Data extracted from a collection
::::

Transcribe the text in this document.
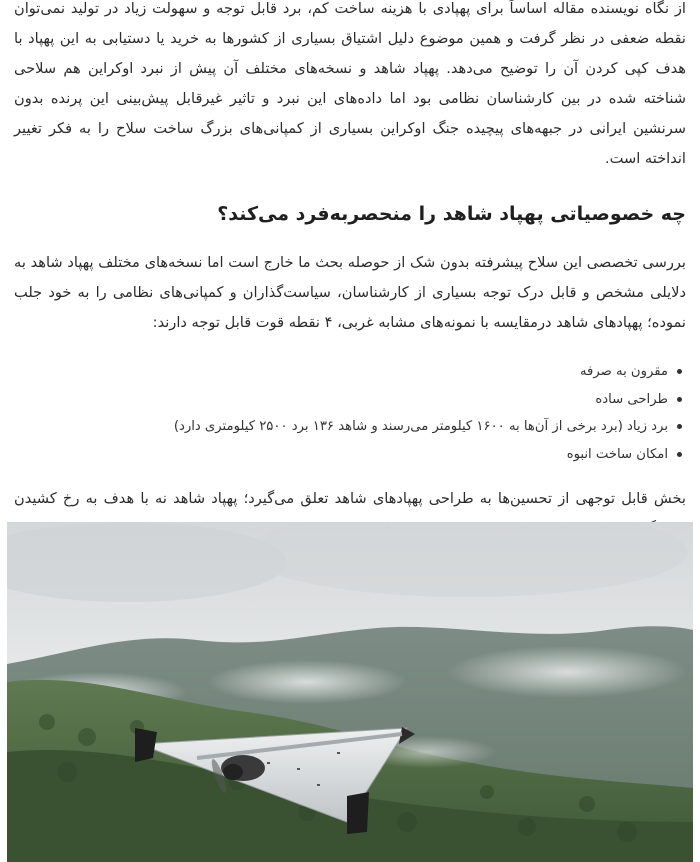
از نگاه نویسنده مقاله اساساً برای پهپادی با هزینه ساخت کم، برد قابل توجه و سهولت زیاد در تولید نمی‌توان نقطه ضعفی در نظر گرفت و همین موضوع دلیل اشتیاق بسیاری از کشورها به خرید یا دستیابی به این پهپاد با هدف کپی کردن آن را توضیح می‌دهد. پهپاد شاهد و نسخه‌های مختلف آن پیش از نبرد اوکراین هم سلاحی شناخته شده در بین کارشناسان نظامی بود اما داده‌های این نبرد و تاثیر غیرقابل پیش‌بینی این پرنده بدون سرنشین ایرانی در جبهه‌های پیچیده جنگ اوکراین بسیاری از کمپانی‌های بزرگ ساخت سلاح را به فکر تغییر انداخته است.

چه خصوصیاتی پهپاد شاهد را منحصربه‌فرد می‌کند؟

بررسی تخصصی این سلاح پیشرفته بدون شک از حوصله بحث ما خارج است اما نسخه‌های مختلف پهپاد شاهد به دلایلی مشخص و قابل درک توجه بسیاری از کارشناسان، سیاست‌گذاران و کمپانی‌های نظامی را به خود جلب نموده؛ پهپادهای شاهد درمقایسه با نمونه‌های مشابه غربی، ۴ نقطه قوت قابل توجه دارند:

مقرون به صرفه
طراحی ساده
برد زیاد (برد برخی از آن‌ها به ۱۶۰۰ کیلومتر می‌رسند و شاهد ۱۳۶ برد ۲۵۰۰ کیلومتری دارد)
امکان ساخت انبوه

بخش قابل توجهی از تحسین‌ها به طراحی پهپادهای شاهد تعلق می‌گیرد؛ پهپاد شاهد نه با هدف به رخ کشیدن
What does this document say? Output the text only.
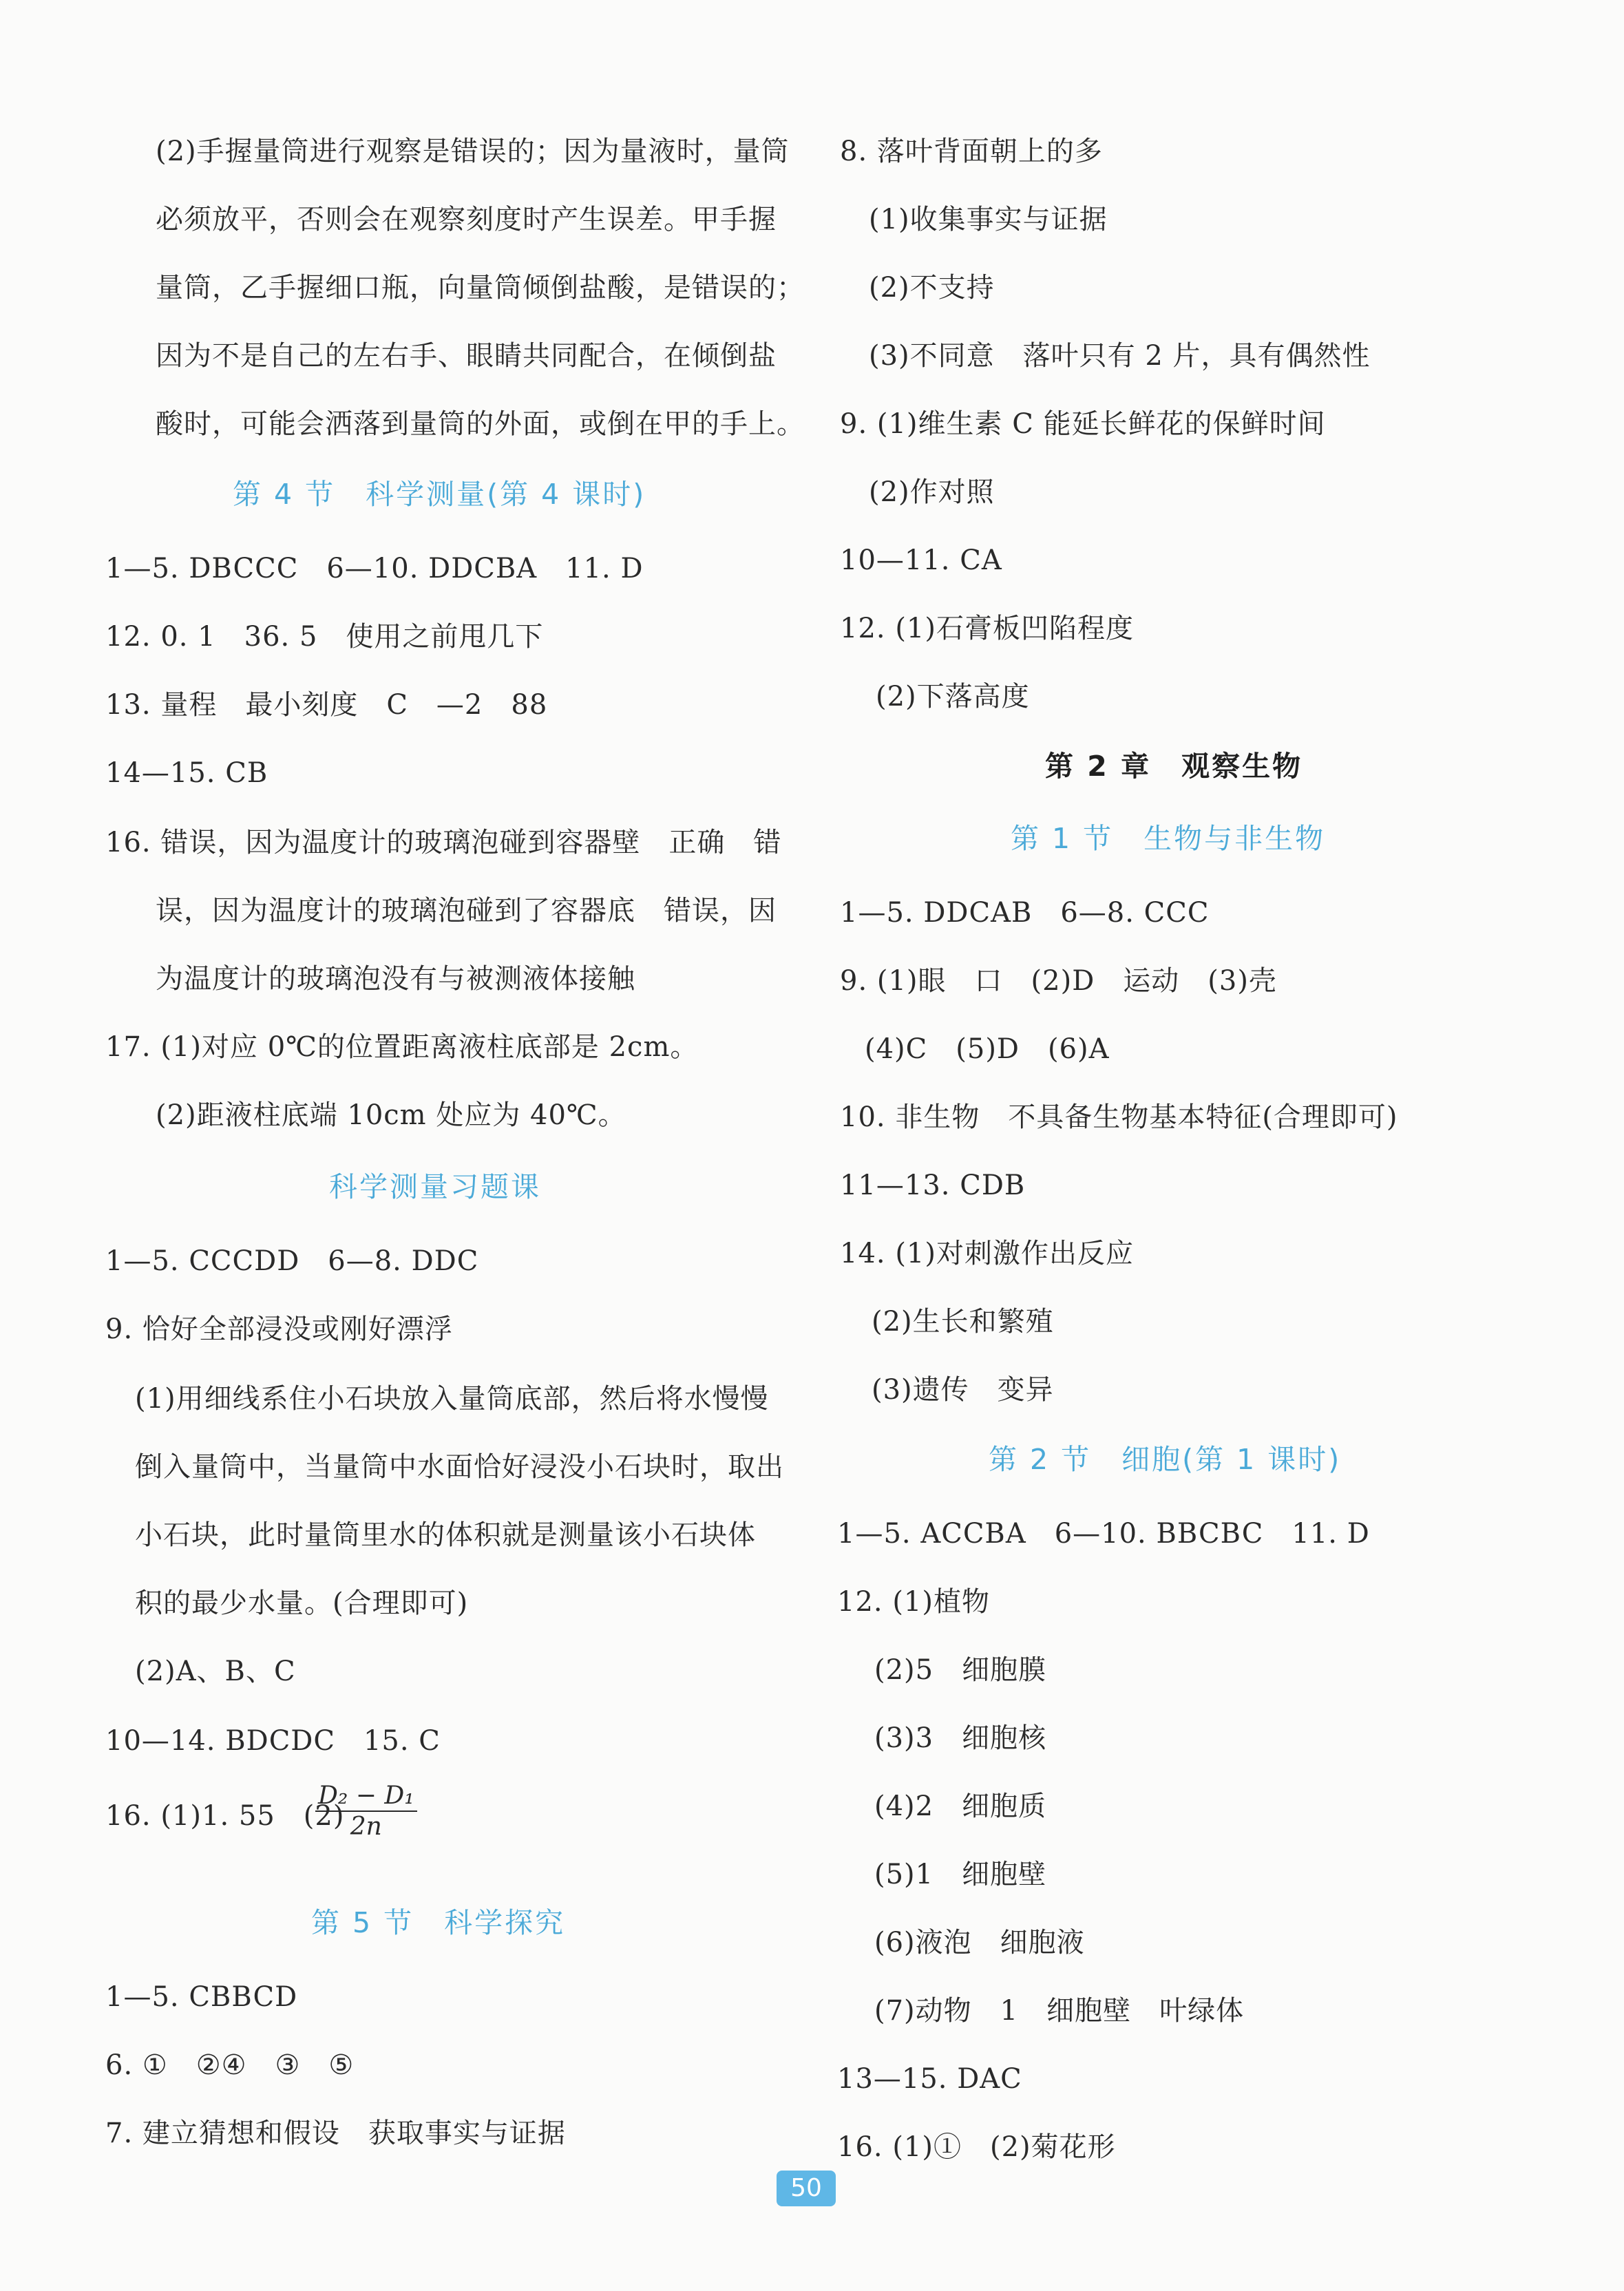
(2)手握量筒进行观察是错误的；因为量液时，量筒
必须放平，否则会在观察刻度时产生误差。甲手握
量筒，乙手握细口瓶，向量筒倾倒盐酸，是错误的；
因为不是自己的左右手、眼睛共同配合，在倾倒盐
酸时，可能会洒落到量筒的外面，或倒在甲的手上。
第 4 节　科学测量(第 4 课时)
1—5. DBCCC　6—10. DDCBA　11. D
12. 0. 1　36. 5　使用之前甩几下
13. 量程　最小刻度　C　—2　88
14—15. CB
16. 错误，因为温度计的玻璃泡碰到容器壁　正确　错
误，因为温度计的玻璃泡碰到了容器底　错误，因
为温度计的玻璃泡没有与被测液体接触
17. (1)对应 0℃的位置距离液柱底部是 2cm。
(2)距液柱底端 10cm 处应为 40℃。
科学测量习题课
1—5. CCCDD　6—8. DDC
9. 恰好全部浸没或刚好漂浮
(1)用细线系住小石块放入量筒底部，然后将水慢慢
倒入量筒中，当量筒中水面恰好浸没小石块时，取出
小石块，此时量筒里水的体积就是测量该小石块体
积的最少水量。(合理即可)
(2)A、B、C
10—14. BDCDC　15. C
16. (1)1. 55　(2)
$\frac{\text{D₂ − D₁}}{2n}$
第 5 节　科学探究
1—5. CBBCD
6. ①　②④　③　⑤
7. 建立猜想和假设　获取事实与证据
8. 落叶背面朝上的多
(1)收集事实与证据
(2)不支持
(3)不同意　落叶只有 2 片，具有偶然性
9. (1)维生素 C 能延长鲜花的保鲜时间
(2)作对照
10—11. CA
12. (1)石膏板凹陷程度
(2)下落高度
第 2 章　观察生物
第 1 节　生物与非生物
1—5. DDCAB　6—8. CCC
9. (1)眼　口　(2)D　运动　(3)壳
(4)C　(5)D　(6)A
10. 非生物　不具备生物基本特征(合理即可)
11—13. CDB
14. (1)对刺激作出反应
(2)生长和繁殖
(3)遗传　变异
第 2 节　细胞(第 1 课时)
1—5. ACCBA　6—10. BBCBC　11. D
12. (1)植物
(2)5　细胞膜
(3)3　细胞核
(4)2　细胞质
(5)1　细胞壁
(6)液泡　细胞液
(7)动物　1　细胞壁　叶绿体
13—15. DAC
16. (1)①　(2)菊花形
50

::::

◆ **OBJECTIVE**
Filter the entries and copy out every line with the word "text".

◆ **ANSWER FOR THE TASK**
Transcribe the text in this document.
What does this document say? Output the text only.
$\frac{\text{D₂ − D₁}}{2n}$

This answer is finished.